Work to be completed:
Extract each line of the data below exactly as written.

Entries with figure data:
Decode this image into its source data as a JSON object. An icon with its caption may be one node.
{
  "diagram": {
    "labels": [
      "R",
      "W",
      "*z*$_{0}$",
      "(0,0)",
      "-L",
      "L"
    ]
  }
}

Completed exercise:
Decode this image into its source data as a JSON object. An icon with its caption may be one node.
{
  "diagram": {
    "labels": [
      "R",
      "W",
      "*z*$_{0}$",
      "(0,0)",
      "-L",
      "L"
    ]
  }
}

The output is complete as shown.